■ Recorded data
***
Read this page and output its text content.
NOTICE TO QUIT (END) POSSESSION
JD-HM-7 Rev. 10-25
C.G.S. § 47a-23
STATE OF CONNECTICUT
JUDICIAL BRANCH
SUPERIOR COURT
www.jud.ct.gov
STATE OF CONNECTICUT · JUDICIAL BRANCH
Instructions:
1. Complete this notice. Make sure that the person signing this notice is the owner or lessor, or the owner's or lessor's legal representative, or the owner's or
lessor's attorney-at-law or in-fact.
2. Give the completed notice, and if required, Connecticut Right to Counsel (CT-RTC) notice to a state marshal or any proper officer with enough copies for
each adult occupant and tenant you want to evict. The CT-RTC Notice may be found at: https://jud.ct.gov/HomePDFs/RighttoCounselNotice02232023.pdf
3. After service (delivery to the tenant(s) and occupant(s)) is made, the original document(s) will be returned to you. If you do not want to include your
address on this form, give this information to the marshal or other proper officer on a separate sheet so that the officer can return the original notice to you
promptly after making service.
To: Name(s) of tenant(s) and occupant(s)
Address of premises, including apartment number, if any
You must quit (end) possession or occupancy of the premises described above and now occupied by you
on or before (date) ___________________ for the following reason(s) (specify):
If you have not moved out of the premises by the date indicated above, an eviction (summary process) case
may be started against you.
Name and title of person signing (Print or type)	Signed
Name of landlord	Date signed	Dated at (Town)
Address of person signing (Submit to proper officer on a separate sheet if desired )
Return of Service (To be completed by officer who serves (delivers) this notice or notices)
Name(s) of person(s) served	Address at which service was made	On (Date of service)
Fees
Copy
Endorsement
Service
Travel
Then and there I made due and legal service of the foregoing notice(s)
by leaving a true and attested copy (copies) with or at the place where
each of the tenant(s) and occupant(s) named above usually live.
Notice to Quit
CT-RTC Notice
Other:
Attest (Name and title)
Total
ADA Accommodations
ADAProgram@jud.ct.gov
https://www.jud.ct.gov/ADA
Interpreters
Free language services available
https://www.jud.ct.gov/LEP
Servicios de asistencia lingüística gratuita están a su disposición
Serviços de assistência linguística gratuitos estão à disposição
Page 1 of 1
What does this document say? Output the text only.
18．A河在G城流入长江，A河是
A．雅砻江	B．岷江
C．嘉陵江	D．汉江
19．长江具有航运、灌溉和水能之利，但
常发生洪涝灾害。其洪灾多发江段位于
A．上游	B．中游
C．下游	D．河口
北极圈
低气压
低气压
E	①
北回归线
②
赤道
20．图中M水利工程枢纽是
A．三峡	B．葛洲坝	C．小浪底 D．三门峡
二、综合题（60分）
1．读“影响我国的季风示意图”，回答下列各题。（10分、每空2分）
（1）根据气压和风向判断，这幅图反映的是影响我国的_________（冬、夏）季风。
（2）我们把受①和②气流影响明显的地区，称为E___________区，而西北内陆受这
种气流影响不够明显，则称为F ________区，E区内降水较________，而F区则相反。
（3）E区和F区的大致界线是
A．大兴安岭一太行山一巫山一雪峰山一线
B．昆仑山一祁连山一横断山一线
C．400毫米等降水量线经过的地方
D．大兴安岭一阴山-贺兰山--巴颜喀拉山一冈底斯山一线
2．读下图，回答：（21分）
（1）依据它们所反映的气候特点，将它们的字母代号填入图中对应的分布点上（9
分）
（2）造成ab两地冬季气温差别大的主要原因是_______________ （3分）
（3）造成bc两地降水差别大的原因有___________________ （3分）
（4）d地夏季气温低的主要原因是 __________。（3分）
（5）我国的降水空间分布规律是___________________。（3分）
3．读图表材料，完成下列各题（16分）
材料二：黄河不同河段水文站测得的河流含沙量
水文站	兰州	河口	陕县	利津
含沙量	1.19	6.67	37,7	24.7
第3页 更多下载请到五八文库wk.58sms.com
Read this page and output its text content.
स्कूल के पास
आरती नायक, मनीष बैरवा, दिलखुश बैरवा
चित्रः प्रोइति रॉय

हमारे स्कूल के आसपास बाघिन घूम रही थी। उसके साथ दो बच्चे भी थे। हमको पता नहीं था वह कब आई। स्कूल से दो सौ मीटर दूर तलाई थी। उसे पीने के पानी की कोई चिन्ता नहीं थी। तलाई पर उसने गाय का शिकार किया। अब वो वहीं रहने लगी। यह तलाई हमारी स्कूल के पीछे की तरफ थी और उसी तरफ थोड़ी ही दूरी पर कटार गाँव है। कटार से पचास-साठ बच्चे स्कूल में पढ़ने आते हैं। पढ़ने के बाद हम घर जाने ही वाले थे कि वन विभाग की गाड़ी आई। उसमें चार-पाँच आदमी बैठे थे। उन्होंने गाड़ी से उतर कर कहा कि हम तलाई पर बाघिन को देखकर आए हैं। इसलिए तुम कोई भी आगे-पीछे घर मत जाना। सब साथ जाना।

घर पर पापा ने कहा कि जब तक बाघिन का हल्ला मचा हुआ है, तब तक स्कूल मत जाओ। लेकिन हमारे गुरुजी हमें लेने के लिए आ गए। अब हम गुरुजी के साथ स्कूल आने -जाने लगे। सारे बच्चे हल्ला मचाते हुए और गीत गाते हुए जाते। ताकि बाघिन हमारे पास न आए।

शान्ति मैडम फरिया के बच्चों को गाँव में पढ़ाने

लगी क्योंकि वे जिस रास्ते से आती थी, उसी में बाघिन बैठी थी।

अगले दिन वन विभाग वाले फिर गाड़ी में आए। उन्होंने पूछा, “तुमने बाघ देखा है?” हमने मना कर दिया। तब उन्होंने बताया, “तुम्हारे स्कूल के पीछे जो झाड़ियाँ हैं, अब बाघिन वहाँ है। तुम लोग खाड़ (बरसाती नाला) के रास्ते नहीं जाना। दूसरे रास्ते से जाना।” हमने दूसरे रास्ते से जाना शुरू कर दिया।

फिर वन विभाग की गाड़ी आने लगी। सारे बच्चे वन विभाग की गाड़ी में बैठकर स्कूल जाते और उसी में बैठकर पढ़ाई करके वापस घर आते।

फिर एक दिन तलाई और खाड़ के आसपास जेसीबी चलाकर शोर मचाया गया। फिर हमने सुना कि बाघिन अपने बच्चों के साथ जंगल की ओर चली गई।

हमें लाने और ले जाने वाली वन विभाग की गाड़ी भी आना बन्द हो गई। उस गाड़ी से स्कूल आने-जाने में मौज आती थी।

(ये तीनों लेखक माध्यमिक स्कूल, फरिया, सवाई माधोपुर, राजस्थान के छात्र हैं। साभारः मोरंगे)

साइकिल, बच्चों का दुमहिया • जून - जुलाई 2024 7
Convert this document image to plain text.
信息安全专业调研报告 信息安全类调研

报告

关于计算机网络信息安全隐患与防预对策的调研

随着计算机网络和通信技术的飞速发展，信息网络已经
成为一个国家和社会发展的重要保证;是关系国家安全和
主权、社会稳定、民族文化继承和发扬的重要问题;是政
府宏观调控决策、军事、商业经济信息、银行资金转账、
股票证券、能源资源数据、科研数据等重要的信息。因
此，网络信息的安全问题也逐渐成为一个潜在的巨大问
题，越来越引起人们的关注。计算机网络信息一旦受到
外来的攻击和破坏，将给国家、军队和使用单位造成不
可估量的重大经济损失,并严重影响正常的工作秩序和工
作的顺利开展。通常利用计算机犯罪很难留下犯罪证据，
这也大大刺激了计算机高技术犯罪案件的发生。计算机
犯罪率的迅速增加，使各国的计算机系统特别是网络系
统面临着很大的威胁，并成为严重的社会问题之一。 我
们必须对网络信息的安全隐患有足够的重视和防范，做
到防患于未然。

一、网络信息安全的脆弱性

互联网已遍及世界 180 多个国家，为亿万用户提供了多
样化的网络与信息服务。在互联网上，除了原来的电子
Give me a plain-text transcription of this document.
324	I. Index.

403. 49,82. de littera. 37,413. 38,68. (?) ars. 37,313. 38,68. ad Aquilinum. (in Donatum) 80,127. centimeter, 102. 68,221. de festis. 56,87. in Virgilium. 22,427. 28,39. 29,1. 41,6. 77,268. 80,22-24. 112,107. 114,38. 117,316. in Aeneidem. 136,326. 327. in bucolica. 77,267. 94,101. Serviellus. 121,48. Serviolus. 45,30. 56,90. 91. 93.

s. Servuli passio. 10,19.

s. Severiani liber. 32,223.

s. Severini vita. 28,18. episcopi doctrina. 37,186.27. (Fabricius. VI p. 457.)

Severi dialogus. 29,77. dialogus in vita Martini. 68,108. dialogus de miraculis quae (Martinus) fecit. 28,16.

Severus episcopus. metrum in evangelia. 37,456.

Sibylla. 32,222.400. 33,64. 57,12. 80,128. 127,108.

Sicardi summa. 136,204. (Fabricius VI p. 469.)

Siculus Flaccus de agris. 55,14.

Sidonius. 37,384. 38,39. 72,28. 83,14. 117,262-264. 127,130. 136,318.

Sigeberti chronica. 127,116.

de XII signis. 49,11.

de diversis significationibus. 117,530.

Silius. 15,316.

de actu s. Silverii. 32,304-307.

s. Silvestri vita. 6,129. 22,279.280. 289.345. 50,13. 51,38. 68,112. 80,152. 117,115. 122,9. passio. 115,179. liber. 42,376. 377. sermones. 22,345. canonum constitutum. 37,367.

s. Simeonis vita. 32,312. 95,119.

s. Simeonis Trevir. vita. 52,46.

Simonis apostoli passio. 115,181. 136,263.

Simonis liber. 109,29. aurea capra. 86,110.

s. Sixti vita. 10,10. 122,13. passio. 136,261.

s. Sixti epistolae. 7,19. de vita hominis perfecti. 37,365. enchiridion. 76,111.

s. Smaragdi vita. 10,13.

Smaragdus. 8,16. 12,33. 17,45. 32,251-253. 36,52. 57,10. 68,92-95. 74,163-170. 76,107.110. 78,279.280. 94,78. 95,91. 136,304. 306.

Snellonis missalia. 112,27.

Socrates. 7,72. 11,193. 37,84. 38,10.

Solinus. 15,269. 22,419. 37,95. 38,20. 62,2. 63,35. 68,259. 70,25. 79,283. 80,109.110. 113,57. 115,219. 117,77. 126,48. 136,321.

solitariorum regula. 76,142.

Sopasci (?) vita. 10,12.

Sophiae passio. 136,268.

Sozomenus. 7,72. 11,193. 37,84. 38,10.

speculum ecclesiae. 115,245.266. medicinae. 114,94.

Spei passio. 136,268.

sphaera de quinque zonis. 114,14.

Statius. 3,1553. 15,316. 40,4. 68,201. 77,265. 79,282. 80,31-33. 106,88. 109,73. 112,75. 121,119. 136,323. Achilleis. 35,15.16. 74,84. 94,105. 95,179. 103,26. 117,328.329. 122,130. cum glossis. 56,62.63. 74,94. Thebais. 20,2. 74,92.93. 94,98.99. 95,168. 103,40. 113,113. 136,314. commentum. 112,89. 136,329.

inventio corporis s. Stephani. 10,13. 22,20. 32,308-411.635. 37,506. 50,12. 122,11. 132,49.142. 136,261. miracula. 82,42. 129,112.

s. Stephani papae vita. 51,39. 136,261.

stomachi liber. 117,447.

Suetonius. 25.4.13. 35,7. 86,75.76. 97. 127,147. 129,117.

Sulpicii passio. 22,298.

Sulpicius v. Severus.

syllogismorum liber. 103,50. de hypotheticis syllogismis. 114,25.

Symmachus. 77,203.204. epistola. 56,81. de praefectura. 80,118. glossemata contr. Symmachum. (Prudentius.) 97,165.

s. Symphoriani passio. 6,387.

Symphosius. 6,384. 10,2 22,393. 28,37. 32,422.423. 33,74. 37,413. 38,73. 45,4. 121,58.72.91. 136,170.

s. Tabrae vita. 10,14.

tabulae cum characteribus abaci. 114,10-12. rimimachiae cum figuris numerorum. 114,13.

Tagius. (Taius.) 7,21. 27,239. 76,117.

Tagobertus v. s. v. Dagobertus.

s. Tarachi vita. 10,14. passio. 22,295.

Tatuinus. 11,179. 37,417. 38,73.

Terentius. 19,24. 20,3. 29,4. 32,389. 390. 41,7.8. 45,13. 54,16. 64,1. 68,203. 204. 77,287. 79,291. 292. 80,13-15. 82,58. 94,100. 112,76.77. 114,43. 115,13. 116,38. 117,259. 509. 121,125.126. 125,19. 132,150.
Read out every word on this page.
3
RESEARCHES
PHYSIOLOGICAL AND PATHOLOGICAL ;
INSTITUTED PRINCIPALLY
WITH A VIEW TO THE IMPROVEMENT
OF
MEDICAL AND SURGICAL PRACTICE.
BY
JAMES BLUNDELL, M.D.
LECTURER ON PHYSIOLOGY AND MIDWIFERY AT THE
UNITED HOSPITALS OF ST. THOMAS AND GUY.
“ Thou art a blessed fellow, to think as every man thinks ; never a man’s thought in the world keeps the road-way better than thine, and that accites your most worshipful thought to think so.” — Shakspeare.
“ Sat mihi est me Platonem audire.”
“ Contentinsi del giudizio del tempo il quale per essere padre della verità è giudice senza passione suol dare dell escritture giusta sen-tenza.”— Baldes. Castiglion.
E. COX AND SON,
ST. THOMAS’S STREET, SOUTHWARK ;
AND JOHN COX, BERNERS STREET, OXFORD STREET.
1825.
***
Tally the lines in this data that hold the word "THOMAS" and state only the count.

■ Exercise output
2